Dataset excerpts:
════

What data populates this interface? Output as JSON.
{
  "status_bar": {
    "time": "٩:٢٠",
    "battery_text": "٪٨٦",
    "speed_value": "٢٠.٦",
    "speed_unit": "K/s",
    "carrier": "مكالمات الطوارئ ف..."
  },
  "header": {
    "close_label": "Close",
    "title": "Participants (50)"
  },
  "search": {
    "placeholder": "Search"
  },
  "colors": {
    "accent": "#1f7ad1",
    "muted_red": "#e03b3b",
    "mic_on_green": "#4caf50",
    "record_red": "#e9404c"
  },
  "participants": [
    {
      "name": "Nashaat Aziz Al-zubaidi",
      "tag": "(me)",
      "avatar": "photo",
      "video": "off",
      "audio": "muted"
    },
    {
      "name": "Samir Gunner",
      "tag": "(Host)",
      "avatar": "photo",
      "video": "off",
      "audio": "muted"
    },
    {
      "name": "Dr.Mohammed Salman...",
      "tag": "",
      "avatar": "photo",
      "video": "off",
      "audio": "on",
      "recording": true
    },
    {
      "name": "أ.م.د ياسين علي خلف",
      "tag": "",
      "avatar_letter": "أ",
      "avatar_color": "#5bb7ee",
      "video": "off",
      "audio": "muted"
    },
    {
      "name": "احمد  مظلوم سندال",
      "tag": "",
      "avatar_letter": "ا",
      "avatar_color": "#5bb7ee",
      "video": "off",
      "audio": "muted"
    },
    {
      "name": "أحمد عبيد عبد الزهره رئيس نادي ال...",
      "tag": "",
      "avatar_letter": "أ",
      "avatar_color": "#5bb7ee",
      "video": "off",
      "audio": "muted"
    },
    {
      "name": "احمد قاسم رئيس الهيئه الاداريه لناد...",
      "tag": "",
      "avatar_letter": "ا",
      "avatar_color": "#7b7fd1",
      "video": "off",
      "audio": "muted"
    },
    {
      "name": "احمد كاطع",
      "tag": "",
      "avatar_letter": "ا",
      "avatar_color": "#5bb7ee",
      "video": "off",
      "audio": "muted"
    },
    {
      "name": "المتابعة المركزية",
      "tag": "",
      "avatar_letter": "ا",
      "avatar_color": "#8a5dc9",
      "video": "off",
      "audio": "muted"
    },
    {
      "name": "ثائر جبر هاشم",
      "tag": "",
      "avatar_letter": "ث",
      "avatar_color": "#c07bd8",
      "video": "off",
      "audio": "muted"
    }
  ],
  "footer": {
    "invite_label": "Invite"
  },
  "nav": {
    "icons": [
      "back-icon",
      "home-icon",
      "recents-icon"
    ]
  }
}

════

Set exercise:
Quote each line above in full, word for word.

Reply to the task:
What data populates this interface? Output as JSON.
{
  "status_bar": {
    "time": "٩:٢٠",
    "battery_text": "٪٨٦",
    "speed_value": "٢٠.٦",
    "speed_unit": "K/s",
    "carrier": "مكالمات الطوارئ ف..."
  },
  "header": {
    "close_label": "Close",
    "title": "Participants (50)"
  },
  "search": {
    "placeholder": "Search"
  },
  "colors": {
    "accent": "#1f7ad1",
    "muted_red": "#e03b3b",
    "mic_on_green": "#4caf50",
    "record_red": "#e9404c"
  },
  "participants": [
    {
      "name": "Nashaat Aziz Al-zubaidi",
      "tag": "(me)",
      "avatar": "photo",
      "video": "off",
      "audio": "muted"
    },
    {
      "name": "Samir Gunner",
      "tag": "(Host)",
      "avatar": "photo",
      "video": "off",
      "audio": "muted"
    },
    {
      "name": "Dr.Mohammed Salman...",
      "tag": "",
      "avatar": "photo",
      "video": "off",
      "audio": "on",
      "recording": true
    },
    {
      "name": "أ.م.د ياسين علي خلف",
      "tag": "",
      "avatar_letter": "أ",
      "avatar_color": "#5bb7ee",
      "video": "off",
      "audio": "muted"
    },
    {
      "name": "احمد  مظلوم سندال",
      "tag": "",
      "avatar_letter": "ا",
      "avatar_color": "#5bb7ee",
      "video": "off",
      "audio": "muted"
    },
    {
      "name": "أحمد عبيد عبد الزهره رئيس نادي ال...",
      "tag": "",
      "avatar_letter": "أ",
      "avatar_color": "#5bb7ee",
      "video": "off",
      "audio": "muted"
    },
    {
      "name": "احمد قاسم رئيس الهيئه الاداريه لناد...",
      "tag": "",
      "avatar_letter": "ا",
      "avatar_color": "#7b7fd1",
      "video": "off",
      "audio": "muted"
    },
    {
      "name": "احمد كاطع",
      "tag": "",
      "avatar_letter": "ا",
      "avatar_color": "#5bb7ee",
      "video": "off",
      "audio": "muted"
    },
    {
      "name": "المتابعة المركزية",
      "tag": "",
      "avatar_letter": "ا",
      "avatar_color": "#8a5dc9",
      "video": "off",
      "audio": "muted"
    },
    {
      "name": "ثائر جبر هاشم",
      "tag": "",
      "avatar_letter": "ث",
      "avatar_color": "#c07bd8",
      "video": "off",
      "audio": "muted"
    }
  ],
  "footer": {
    "invite_label": "Invite"
  },
  "nav": {
    "icons": [
      "back-icon",
      "home-icon",
      "recents-icon"
    ]
  }
}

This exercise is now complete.